Dataset items
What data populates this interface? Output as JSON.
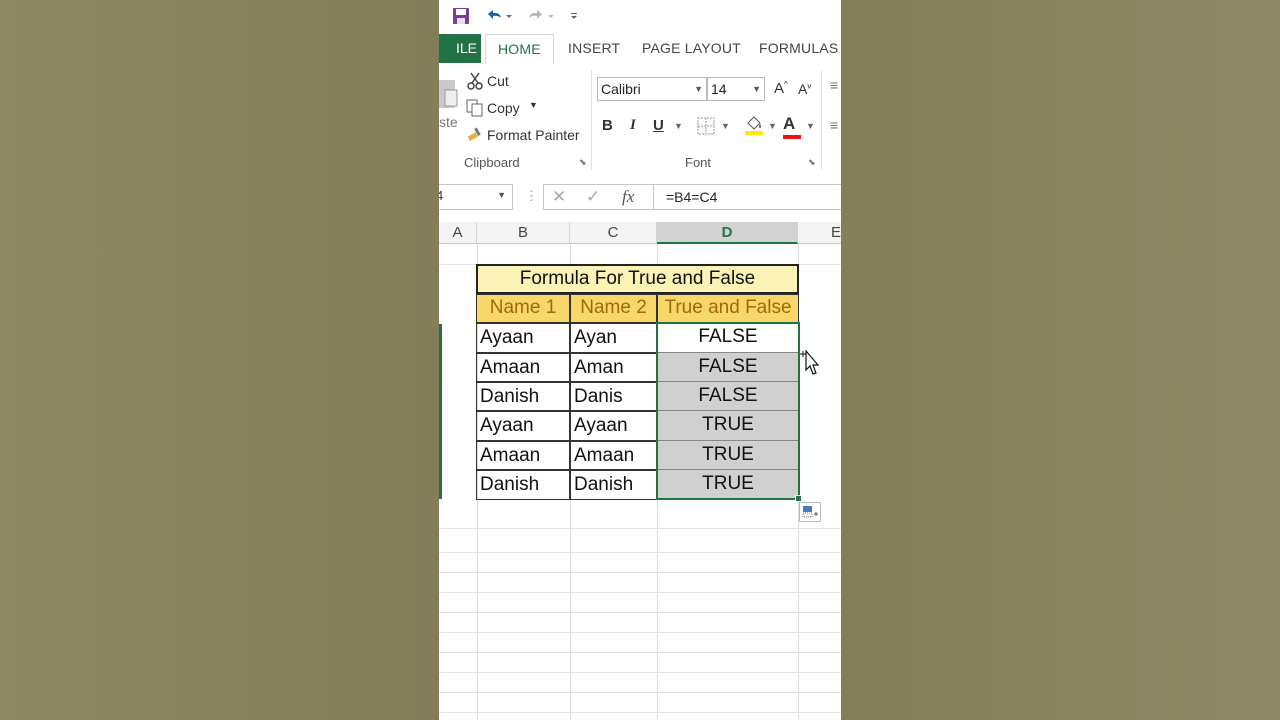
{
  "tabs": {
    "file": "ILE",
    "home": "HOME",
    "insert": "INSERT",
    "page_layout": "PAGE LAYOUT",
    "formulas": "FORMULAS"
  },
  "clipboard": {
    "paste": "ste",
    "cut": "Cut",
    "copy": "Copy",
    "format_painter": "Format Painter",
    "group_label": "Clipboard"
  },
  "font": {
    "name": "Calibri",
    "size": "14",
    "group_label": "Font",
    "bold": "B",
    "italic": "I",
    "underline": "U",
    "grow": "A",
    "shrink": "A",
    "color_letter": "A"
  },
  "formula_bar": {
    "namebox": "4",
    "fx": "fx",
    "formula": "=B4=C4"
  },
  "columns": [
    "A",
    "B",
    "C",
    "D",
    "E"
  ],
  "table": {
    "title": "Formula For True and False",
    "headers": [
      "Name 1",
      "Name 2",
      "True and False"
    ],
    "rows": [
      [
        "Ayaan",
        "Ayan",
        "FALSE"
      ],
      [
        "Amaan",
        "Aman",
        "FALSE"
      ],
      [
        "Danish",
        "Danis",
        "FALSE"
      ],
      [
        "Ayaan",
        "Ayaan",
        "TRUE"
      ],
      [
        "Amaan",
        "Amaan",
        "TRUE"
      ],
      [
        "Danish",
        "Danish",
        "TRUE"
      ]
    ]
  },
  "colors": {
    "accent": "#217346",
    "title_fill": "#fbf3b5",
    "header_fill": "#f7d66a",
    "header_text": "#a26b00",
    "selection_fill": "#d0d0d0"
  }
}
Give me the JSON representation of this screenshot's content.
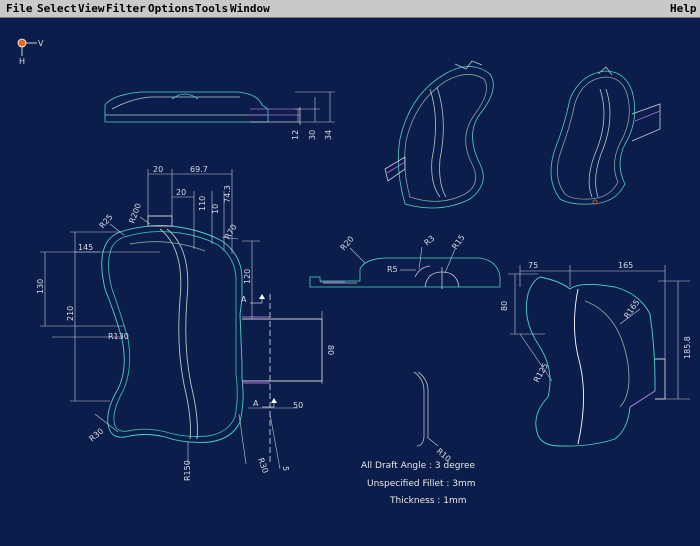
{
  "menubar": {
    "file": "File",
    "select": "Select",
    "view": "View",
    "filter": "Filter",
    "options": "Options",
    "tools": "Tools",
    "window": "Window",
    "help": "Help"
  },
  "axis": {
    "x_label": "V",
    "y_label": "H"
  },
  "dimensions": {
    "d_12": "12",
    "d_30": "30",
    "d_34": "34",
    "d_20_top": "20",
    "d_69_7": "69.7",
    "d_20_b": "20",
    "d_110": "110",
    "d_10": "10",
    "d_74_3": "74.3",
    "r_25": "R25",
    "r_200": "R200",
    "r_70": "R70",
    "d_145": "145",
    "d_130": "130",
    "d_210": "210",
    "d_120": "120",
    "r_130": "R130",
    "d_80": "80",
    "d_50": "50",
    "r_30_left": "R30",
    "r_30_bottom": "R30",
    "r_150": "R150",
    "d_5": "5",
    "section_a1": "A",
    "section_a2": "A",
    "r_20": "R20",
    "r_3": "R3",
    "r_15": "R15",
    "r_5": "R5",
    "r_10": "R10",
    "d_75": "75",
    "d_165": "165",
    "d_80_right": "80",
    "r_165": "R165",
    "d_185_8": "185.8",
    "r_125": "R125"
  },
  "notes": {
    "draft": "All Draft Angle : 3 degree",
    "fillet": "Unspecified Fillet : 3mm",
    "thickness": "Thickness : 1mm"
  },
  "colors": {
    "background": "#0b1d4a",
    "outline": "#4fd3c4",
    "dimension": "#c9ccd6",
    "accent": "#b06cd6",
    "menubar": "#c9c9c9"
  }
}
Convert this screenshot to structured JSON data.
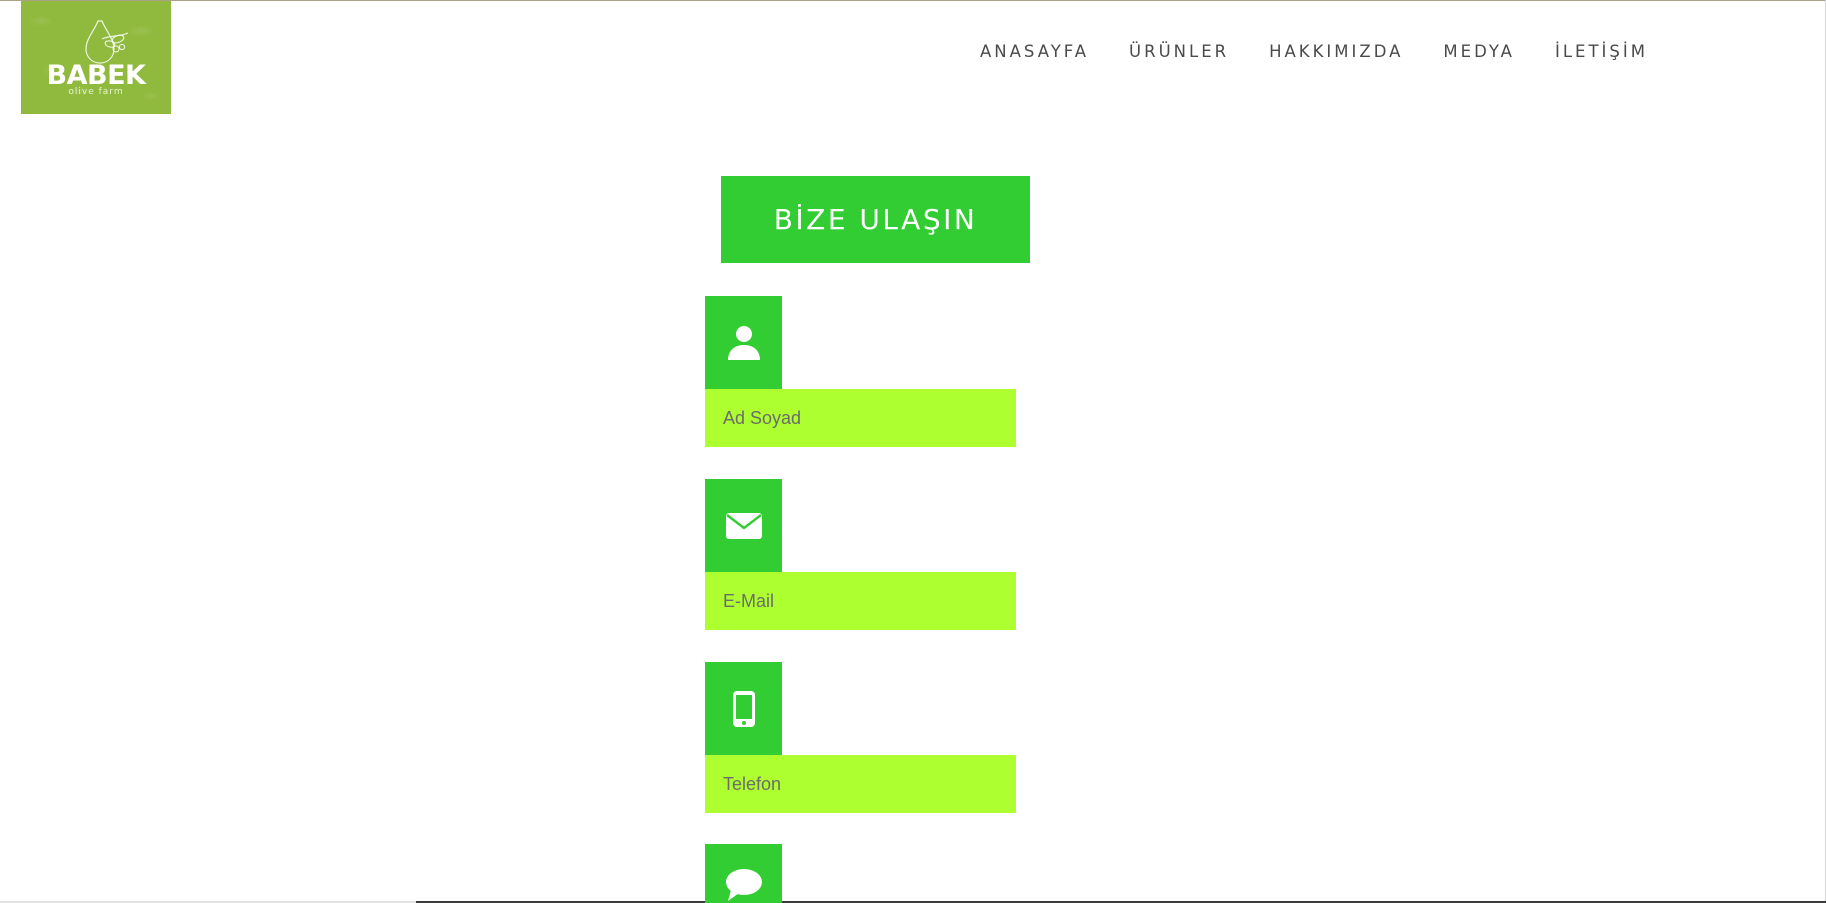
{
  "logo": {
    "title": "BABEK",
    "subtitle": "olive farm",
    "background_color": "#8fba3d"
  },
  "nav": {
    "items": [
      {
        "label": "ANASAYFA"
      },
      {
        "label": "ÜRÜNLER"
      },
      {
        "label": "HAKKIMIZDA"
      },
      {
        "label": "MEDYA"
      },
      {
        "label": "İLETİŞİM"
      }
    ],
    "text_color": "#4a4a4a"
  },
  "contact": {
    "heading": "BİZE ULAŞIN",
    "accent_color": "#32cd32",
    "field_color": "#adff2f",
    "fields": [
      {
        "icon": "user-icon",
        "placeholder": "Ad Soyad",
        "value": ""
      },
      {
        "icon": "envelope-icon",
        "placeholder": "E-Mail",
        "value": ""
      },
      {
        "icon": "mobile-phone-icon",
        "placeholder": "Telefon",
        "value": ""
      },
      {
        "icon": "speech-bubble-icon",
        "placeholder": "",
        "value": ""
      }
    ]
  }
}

## What you will do
Gather up, from the records above, each line where the word "JSON" appears.

## Written solution
What data populates this interface? Output as JSON.
Give me the JSON representation of this screenshot's content.
Convert this screenshot to structured JSON data.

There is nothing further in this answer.